Written request:
Check each line of the records below and collect those that include the word "submissions".

Entries supplied:
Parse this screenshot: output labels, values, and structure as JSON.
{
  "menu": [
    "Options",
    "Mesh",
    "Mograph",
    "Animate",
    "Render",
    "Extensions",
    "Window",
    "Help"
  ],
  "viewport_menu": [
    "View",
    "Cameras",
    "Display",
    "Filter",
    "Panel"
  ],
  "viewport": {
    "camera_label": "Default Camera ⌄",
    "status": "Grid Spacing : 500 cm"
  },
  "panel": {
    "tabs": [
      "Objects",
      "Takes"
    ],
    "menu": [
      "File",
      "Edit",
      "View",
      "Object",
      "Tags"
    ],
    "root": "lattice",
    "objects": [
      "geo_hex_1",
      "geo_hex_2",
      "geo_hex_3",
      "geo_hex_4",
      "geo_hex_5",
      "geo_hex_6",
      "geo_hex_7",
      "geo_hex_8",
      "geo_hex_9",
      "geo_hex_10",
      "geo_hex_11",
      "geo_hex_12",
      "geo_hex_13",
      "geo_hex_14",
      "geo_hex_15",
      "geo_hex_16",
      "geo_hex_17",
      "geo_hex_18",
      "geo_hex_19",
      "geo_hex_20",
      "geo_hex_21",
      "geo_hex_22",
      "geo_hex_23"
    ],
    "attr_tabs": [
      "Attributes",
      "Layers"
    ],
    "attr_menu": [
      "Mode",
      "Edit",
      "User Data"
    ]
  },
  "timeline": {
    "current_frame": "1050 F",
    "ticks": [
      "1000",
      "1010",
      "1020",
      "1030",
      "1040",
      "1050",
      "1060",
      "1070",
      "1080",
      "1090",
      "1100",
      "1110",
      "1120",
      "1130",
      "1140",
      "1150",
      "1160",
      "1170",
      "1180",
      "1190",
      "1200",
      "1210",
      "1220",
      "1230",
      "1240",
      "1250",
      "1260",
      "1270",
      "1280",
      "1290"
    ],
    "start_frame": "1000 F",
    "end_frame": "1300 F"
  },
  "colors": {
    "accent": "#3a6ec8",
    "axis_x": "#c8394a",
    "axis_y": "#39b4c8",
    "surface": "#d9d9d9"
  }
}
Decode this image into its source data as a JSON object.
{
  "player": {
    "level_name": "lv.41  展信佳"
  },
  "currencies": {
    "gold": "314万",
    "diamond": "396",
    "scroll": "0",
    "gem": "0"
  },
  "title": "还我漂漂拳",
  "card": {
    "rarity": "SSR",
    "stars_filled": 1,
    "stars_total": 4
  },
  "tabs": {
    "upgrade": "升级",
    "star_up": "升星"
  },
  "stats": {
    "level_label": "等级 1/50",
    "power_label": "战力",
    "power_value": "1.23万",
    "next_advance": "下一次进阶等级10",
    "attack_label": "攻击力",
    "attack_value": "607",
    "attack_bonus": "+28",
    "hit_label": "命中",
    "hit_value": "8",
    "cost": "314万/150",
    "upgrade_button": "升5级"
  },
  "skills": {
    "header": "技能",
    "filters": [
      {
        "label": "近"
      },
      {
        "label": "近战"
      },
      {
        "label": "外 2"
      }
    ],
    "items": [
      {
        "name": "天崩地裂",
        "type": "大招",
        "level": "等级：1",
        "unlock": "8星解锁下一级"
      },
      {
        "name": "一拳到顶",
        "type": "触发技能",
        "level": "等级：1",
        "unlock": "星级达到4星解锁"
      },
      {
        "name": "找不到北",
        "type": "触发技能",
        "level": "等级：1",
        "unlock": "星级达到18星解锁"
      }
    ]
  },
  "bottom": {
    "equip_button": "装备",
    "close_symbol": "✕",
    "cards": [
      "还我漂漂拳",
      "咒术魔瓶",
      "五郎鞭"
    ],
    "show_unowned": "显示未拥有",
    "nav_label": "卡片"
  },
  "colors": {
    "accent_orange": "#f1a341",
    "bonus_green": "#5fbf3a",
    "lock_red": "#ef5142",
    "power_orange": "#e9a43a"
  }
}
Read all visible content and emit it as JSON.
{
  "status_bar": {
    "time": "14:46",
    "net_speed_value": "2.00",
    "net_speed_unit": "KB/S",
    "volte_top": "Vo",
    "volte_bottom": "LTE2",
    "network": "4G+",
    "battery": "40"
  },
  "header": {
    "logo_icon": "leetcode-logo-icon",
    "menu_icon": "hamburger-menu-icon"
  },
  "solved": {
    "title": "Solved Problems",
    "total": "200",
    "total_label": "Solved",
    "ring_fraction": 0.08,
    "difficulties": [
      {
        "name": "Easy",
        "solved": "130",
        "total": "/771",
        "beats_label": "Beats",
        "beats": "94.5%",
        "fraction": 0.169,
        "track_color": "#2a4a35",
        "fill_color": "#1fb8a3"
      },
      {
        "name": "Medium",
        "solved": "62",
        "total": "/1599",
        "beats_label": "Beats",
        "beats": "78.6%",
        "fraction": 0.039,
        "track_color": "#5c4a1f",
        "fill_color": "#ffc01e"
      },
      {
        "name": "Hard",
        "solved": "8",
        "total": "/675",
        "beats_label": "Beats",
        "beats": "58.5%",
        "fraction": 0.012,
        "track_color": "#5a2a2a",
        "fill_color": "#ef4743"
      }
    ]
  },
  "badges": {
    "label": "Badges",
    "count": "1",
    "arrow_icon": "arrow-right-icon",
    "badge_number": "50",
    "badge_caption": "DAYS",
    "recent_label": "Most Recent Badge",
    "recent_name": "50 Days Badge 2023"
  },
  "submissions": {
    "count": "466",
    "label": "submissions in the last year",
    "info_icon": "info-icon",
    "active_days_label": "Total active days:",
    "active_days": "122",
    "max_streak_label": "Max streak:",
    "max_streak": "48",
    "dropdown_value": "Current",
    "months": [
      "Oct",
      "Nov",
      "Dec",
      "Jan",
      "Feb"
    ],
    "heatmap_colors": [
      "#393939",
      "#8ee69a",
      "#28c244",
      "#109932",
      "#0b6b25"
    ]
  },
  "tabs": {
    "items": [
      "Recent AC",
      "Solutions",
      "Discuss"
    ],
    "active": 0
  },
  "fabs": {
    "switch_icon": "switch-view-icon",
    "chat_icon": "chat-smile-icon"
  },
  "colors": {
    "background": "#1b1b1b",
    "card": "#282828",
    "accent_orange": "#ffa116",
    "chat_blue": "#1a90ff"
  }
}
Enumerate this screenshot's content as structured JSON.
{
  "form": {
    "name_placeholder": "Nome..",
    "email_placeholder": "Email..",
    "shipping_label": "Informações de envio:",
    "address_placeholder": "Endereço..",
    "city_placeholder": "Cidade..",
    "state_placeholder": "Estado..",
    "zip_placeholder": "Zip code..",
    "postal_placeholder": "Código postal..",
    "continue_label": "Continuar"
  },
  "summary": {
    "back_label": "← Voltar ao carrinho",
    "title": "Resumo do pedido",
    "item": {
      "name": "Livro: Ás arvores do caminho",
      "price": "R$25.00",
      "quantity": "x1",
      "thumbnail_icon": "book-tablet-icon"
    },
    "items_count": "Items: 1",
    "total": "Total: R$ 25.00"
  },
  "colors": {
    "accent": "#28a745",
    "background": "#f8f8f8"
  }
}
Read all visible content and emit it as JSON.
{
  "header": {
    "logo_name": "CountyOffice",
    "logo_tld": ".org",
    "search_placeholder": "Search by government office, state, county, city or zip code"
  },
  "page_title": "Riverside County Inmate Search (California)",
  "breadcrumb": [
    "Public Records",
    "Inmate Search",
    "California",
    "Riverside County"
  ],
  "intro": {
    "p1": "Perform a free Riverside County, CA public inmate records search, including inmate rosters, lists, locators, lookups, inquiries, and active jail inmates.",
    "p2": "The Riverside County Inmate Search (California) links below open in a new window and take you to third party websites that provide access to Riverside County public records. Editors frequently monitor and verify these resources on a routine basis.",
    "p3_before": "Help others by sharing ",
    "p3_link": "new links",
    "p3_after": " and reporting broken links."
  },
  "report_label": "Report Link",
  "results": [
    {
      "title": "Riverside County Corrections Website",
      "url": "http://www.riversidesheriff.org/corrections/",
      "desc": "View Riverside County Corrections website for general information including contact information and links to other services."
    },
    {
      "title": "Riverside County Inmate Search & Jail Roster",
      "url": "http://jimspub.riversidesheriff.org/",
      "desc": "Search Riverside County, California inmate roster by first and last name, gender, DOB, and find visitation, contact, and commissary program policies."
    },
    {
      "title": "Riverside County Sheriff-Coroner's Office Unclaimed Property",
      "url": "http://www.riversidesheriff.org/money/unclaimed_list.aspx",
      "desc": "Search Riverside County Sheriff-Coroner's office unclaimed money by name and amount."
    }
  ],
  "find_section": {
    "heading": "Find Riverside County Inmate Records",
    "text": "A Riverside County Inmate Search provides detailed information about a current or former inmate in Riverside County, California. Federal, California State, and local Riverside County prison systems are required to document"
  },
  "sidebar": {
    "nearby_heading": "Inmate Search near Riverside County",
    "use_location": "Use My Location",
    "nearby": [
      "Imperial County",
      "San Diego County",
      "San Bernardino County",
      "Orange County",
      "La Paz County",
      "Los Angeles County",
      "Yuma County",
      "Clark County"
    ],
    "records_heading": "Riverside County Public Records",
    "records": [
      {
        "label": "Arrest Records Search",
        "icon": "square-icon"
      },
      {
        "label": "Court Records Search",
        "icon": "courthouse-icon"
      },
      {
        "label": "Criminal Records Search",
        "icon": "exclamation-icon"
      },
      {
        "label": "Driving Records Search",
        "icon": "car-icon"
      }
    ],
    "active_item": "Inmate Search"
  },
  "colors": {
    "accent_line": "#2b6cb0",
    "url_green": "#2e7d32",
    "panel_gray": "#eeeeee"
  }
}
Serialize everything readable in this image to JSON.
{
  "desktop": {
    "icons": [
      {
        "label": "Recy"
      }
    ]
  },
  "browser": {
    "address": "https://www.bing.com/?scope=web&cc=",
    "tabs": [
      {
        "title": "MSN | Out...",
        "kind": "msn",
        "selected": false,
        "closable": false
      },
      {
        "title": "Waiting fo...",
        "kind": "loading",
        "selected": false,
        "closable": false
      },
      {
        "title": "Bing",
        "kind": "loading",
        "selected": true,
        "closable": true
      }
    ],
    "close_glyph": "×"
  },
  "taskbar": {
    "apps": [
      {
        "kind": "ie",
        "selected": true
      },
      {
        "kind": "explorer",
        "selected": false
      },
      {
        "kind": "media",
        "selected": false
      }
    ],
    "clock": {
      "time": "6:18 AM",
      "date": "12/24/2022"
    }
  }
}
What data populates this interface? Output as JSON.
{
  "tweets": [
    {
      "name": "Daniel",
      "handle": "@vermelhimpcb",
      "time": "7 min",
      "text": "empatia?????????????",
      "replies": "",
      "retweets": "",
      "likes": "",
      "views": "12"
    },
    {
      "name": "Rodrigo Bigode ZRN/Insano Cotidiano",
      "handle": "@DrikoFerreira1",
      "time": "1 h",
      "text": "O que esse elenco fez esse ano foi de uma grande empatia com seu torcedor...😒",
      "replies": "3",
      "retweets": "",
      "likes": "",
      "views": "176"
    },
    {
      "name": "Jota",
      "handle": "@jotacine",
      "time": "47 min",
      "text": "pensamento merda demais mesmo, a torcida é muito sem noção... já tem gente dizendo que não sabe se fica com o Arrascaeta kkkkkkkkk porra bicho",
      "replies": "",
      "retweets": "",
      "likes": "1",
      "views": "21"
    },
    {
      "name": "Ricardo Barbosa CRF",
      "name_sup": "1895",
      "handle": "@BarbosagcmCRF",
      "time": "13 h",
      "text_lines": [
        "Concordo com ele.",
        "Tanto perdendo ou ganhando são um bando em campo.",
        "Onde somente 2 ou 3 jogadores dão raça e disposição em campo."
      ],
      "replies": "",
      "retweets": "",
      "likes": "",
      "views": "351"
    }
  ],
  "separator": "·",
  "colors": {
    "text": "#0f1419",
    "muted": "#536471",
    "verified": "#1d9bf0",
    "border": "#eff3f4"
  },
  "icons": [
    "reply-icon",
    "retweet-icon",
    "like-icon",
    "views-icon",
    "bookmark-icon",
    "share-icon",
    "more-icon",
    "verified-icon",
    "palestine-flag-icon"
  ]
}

Solved problem:
  "submissions": {
    "label": "submissions in the last year",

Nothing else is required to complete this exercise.